#### WRITTEN TASK:
Transcribe the records in full, keeping every character as it is.

* START GIVEN DATA *

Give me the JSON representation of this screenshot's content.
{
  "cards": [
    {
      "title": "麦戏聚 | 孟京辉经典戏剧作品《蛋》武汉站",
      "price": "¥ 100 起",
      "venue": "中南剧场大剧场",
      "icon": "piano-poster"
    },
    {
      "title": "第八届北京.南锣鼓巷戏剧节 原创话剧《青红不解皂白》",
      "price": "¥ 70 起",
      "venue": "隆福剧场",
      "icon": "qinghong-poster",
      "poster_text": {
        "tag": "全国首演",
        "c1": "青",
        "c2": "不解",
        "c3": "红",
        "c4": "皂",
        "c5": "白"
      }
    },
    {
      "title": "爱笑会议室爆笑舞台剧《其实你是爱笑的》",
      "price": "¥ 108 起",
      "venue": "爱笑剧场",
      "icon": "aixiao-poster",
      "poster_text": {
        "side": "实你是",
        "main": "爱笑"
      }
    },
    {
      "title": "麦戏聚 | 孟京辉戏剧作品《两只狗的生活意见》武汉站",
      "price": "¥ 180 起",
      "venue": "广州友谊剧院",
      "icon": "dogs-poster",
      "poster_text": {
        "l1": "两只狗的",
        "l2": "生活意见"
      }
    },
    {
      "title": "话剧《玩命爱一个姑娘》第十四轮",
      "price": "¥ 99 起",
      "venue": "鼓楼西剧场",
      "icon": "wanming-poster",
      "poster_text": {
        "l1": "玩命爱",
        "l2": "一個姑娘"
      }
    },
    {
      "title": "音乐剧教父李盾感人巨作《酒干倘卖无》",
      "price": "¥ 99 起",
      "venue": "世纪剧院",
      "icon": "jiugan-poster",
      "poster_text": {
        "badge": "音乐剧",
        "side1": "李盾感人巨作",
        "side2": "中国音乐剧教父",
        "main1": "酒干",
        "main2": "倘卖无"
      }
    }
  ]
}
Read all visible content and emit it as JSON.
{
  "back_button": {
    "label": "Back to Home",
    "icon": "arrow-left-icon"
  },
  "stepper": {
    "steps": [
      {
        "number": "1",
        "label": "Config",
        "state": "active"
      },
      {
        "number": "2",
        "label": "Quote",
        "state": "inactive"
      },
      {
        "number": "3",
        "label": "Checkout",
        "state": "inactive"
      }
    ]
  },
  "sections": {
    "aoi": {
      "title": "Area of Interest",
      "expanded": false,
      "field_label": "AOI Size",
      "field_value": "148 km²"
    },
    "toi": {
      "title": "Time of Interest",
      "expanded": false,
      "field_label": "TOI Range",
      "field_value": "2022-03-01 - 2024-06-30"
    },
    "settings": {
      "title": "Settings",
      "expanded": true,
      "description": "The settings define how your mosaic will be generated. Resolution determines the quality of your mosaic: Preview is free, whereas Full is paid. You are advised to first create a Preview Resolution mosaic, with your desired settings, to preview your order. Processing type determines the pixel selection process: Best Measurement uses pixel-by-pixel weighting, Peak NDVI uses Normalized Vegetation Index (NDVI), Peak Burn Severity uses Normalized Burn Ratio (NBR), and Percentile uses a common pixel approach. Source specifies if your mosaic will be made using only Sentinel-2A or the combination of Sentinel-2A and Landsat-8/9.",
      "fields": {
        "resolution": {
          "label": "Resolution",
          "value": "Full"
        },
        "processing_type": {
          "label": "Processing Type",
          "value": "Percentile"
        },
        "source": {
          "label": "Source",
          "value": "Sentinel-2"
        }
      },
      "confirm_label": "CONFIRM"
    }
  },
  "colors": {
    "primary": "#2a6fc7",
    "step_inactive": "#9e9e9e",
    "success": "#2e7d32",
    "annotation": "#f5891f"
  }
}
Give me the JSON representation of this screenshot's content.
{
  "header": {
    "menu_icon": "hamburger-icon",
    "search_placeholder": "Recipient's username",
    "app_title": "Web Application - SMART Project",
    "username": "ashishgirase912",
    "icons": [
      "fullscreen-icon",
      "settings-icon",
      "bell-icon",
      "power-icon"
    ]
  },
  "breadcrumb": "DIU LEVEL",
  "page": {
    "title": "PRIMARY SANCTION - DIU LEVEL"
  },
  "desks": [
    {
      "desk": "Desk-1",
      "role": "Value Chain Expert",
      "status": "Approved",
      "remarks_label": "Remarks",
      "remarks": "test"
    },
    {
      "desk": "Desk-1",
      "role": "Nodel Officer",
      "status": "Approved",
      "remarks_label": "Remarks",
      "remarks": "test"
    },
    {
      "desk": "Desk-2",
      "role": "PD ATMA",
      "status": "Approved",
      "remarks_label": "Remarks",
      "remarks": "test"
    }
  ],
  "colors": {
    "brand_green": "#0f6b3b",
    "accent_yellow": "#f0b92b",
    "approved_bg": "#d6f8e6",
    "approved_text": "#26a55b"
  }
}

* END GIVEN DATA *

#### WRITTEN ANSWER:
Give me the JSON representation of this screenshot's content.
{
  "cards": [
    {
      "title": "麦戏聚 | 孟京辉经典戏剧作品《蛋》武汉站",
      "price": "¥ 100 起",
      "venue": "中南剧场大剧场",
      "icon": "piano-poster"
    },
    {
      "title": "第八届北京.南锣鼓巷戏剧节 原创话剧《青红不解皂白》",
      "price": "¥ 70 起",
      "venue": "隆福剧场",
      "icon": "qinghong-poster",
      "poster_text": {
        "tag": "全国首演",
        "c1": "青",
        "c2": "不解",
        "c3": "红",
        "c4": "皂",
        "c5": "白"
      }
    },
    {
      "title": "爱笑会议室爆笑舞台剧《其实你是爱笑的》",
      "price": "¥ 108 起",
      "venue": "爱笑剧场",
      "icon": "aixiao-poster",
      "poster_text": {
        "side": "实你是",
        "main": "爱笑"
      }
    },
    {
      "title": "麦戏聚 | 孟京辉戏剧作品《两只狗的生活意见》武汉站",
      "price": "¥ 180 起",
      "venue": "广州友谊剧院",
      "icon": "dogs-poster",
      "poster_text": {
        "l1": "两只狗的",
        "l2": "生活意见"
      }
    },
    {
      "title": "话剧《玩命爱一个姑娘》第十四轮",
      "price": "¥ 99 起",
      "venue": "鼓楼西剧场",
      "icon": "wanming-poster",
      "poster_text": {
        "l1": "玩命爱",
        "l2": "一個姑娘"
      }
    },
    {
      "title": "音乐剧教父李盾感人巨作《酒干倘卖无》",
      "price": "¥ 99 起",
      "venue": "世纪剧院",
      "icon": "jiugan-poster",
      "poster_text": {
        "badge": "音乐剧",
        "side1": "李盾感人巨作",
        "side2": "中国音乐剧教父",
        "main1": "酒干",
        "main2": "倘卖无"
      }
    }
  ]
}
Read all visible content and emit it as JSON.
{
  "back_button": {
    "label": "Back to Home",
    "icon": "arrow-left-icon"
  },
  "stepper": {
    "steps": [
      {
        "number": "1",
        "label": "Config",
        "state": "active"
      },
      {
        "number": "2",
        "label": "Quote",
        "state": "inactive"
      },
      {
        "number": "3",
        "label": "Checkout",
        "state": "inactive"
      }
    ]
  },
  "sections": {
    "aoi": {
      "title": "Area of Interest",
      "expanded": false,
      "field_label": "AOI Size",
      "field_value": "148 km²"
    },
    "toi": {
      "title": "Time of Interest",
      "expanded": false,
      "field_label": "TOI Range",
      "field_value": "2022-03-01 - 2024-06-30"
    },
    "settings": {
      "title": "Settings",
      "expanded": true,
      "description": "The settings define how your mosaic will be generated. Resolution determines the quality of your mosaic: Preview is free, whereas Full is paid. You are advised to first create a Preview Resolution mosaic, with your desired settings, to preview your order. Processing type determines the pixel selection process: Best Measurement uses pixel-by-pixel weighting, Peak NDVI uses Normalized Vegetation Index (NDVI), Peak Burn Severity uses Normalized Burn Ratio (NBR), and Percentile uses a common pixel approach. Source specifies if your mosaic will be made using only Sentinel-2A or the combination of Sentinel-2A and Landsat-8/9.",
      "fields": {
        "resolution": {
          "label": "Resolution",
          "value": "Full"
        },
        "processing_type": {
          "label": "Processing Type",
          "value": "Percentile"
        },
        "source": {
          "label": "Source",
          "value": "Sentinel-2"
        }
      },
      "confirm_label": "CONFIRM"
    }
  },
  "colors": {
    "primary": "#2a6fc7",
    "step_inactive": "#9e9e9e",
    "success": "#2e7d32",
    "annotation": "#f5891f"
  }
}
Give me the JSON representation of this screenshot's content.
{
  "header": {
    "menu_icon": "hamburger-icon",
    "search_placeholder": "Recipient's username",
    "app_title": "Web Application - SMART Project",
    "username": "ashishgirase912",
    "icons": [
      "fullscreen-icon",
      "settings-icon",
      "bell-icon",
      "power-icon"
    ]
  },
  "breadcrumb": "DIU LEVEL",
  "page": {
    "title": "PRIMARY SANCTION - DIU LEVEL"
  },
  "desks": [
    {
      "desk": "Desk-1",
      "role": "Value Chain Expert",
      "status": "Approved",
      "remarks_label": "Remarks",
      "remarks": "test"
    },
    {
      "desk": "Desk-1",
      "role": "Nodel Officer",
      "status": "Approved",
      "remarks_label": "Remarks",
      "remarks": "test"
    },
    {
      "desk": "Desk-2",
      "role": "PD ATMA",
      "status": "Approved",
      "remarks_label": "Remarks",
      "remarks": "test"
    }
  ],
  "colors": {
    "brand_green": "#0f6b3b",
    "accent_yellow": "#f0b92b",
    "approved_bg": "#d6f8e6",
    "approved_text": "#26a55b"
  }
}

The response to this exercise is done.